**GOAL**
Show all lines that include the string "link"; copy each one.

(Source data)
## Start
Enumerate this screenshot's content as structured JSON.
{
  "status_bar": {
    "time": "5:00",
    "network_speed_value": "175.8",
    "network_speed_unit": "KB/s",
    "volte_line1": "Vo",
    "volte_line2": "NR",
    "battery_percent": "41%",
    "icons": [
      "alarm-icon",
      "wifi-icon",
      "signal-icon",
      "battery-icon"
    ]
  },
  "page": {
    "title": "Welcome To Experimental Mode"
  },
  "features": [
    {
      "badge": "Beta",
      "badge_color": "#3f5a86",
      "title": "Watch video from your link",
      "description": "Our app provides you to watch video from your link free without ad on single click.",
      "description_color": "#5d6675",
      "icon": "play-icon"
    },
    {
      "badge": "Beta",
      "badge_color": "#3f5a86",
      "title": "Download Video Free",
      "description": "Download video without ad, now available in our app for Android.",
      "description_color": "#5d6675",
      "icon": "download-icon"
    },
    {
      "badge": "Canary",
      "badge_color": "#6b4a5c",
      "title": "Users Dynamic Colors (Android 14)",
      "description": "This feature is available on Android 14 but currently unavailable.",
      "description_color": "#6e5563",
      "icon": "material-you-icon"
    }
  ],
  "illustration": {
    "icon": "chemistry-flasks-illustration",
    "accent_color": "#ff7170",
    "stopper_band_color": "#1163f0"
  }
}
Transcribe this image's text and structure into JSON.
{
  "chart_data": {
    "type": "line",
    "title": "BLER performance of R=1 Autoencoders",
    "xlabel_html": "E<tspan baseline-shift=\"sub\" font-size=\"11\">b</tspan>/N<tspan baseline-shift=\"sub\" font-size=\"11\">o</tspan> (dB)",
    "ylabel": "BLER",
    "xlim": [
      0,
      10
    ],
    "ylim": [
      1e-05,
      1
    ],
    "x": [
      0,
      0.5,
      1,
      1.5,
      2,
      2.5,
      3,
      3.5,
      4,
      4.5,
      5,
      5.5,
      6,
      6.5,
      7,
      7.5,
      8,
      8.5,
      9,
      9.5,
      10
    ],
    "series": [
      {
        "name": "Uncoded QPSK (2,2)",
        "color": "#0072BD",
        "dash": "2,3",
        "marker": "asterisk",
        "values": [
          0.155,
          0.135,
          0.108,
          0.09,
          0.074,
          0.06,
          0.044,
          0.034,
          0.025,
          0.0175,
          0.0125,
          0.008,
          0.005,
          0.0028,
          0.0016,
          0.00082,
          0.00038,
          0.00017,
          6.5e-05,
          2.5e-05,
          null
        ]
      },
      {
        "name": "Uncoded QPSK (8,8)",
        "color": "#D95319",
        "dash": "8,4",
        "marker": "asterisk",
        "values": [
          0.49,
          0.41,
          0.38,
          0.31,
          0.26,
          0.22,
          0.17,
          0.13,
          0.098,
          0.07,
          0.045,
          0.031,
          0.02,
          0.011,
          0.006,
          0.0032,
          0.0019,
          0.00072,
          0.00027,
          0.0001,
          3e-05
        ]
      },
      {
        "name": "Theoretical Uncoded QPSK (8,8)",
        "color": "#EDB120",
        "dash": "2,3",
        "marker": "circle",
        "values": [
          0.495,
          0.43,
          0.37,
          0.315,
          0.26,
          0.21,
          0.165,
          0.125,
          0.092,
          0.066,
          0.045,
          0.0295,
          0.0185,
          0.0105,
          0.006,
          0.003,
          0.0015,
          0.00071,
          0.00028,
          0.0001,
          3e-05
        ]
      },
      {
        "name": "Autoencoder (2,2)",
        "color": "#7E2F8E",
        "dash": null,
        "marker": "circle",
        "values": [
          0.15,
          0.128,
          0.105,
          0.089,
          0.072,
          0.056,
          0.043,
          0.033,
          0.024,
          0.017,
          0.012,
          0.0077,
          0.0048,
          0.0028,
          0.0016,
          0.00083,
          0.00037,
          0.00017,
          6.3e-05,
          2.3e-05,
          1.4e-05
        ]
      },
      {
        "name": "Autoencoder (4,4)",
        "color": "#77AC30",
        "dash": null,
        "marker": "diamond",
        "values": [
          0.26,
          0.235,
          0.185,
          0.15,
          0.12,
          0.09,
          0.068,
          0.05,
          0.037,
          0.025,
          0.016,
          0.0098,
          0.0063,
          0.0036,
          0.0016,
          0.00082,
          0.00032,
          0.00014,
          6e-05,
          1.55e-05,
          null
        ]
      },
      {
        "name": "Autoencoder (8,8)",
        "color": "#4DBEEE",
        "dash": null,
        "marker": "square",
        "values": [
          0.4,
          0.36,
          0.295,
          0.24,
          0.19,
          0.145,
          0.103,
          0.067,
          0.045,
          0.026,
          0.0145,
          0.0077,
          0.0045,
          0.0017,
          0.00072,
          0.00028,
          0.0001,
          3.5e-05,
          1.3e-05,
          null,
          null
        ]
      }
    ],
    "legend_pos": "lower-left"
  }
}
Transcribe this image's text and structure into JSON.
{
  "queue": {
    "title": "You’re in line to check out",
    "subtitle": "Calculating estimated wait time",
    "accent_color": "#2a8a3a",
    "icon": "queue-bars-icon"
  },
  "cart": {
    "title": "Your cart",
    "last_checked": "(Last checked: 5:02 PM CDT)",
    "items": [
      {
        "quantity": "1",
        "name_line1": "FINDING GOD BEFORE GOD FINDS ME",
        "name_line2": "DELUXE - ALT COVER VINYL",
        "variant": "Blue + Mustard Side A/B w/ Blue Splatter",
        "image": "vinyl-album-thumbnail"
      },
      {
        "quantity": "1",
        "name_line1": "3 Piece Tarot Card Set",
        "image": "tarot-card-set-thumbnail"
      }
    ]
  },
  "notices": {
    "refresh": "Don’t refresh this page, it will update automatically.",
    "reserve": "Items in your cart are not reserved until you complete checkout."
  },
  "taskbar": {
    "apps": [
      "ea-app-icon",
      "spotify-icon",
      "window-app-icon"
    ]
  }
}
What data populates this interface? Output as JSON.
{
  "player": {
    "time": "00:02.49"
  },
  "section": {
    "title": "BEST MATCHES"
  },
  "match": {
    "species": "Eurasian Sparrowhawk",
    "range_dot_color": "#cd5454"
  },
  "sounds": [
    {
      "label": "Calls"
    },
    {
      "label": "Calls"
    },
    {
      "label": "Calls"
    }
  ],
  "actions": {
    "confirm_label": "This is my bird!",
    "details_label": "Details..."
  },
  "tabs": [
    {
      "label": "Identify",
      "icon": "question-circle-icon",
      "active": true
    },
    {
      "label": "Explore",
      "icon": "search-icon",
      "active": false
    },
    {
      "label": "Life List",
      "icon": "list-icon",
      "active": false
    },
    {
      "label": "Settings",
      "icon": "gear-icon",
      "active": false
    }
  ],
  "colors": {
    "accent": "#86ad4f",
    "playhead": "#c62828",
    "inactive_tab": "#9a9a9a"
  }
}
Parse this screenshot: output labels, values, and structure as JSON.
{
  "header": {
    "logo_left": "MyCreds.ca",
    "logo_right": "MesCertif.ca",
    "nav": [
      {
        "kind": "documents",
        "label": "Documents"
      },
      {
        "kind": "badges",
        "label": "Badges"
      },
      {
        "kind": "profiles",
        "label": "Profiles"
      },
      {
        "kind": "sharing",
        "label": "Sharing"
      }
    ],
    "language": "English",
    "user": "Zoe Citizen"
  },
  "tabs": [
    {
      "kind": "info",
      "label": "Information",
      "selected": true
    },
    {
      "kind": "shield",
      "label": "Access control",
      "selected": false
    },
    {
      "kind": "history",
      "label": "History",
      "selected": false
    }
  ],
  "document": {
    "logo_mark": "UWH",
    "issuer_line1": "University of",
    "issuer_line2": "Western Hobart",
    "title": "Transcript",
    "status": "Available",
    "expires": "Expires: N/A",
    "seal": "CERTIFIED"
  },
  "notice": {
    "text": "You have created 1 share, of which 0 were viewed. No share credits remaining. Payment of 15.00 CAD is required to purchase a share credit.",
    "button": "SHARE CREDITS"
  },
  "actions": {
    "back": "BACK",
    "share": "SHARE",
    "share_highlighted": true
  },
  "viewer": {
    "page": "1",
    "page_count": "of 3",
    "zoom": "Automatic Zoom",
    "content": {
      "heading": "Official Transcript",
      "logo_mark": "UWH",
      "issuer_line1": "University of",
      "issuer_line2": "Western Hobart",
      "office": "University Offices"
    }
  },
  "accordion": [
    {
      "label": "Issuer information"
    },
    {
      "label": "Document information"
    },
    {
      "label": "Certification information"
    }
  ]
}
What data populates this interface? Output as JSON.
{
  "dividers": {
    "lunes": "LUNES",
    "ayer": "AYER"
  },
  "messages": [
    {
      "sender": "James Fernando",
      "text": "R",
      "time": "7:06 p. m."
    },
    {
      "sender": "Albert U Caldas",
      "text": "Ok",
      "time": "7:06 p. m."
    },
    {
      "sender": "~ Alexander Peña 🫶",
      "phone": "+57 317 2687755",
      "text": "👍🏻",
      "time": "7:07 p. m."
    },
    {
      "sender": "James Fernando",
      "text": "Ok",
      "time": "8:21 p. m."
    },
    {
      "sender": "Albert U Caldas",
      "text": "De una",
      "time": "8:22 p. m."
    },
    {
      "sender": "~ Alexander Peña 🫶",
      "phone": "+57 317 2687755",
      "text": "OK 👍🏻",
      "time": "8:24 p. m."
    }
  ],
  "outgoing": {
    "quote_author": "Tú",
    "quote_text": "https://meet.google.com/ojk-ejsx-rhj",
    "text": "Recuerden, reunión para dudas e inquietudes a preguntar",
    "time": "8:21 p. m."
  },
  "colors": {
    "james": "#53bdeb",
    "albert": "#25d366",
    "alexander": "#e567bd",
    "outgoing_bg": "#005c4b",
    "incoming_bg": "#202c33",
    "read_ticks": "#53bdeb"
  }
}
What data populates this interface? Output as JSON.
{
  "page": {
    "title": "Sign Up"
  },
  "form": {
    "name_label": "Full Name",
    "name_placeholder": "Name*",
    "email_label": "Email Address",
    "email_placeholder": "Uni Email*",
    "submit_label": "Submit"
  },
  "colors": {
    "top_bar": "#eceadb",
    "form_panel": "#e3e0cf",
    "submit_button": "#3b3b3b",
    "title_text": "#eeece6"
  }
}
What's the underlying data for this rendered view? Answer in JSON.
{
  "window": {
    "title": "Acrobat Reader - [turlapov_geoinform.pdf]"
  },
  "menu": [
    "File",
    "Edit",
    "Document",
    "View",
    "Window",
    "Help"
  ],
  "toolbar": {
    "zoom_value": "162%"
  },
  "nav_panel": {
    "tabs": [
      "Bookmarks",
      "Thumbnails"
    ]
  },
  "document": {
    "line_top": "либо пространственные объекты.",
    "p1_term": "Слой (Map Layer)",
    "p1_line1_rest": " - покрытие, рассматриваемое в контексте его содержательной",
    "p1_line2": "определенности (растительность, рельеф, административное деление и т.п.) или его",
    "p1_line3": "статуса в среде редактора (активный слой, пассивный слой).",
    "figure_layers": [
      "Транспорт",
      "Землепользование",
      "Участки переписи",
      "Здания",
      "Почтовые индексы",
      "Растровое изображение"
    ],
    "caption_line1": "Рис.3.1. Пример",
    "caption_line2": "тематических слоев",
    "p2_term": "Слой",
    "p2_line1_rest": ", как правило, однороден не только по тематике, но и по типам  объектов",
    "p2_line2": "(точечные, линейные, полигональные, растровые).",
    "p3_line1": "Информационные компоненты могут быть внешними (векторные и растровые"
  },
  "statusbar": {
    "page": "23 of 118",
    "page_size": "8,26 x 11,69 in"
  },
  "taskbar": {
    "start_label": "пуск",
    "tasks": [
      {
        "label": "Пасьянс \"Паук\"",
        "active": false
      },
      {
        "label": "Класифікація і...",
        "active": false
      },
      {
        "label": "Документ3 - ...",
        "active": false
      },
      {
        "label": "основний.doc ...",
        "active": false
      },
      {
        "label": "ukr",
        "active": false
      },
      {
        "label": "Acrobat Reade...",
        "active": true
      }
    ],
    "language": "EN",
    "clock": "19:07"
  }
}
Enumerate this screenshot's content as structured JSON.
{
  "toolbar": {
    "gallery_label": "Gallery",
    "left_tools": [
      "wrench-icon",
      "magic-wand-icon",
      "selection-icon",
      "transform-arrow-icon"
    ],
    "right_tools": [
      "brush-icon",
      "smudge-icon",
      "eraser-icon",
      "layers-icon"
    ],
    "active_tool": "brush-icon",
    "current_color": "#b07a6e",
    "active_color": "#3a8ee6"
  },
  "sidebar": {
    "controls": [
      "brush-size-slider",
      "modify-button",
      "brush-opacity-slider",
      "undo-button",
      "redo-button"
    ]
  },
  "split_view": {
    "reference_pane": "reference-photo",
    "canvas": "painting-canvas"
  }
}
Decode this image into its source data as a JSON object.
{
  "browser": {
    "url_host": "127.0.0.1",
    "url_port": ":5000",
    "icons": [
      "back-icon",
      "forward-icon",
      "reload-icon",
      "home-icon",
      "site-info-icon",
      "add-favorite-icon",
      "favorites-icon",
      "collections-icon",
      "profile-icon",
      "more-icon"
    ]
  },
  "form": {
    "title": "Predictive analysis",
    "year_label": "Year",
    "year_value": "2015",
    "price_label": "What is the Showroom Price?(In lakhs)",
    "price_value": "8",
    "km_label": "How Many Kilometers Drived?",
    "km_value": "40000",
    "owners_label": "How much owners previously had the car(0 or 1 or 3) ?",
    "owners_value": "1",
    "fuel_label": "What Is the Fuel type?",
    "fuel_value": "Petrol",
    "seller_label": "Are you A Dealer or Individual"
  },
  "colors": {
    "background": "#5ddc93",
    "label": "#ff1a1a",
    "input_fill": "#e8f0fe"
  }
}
## End
**PROBLEM SOLUTION**
      "title": "Watch video from your link",
      "description": "Our app provides you to watch video from your link free without ad on single click.",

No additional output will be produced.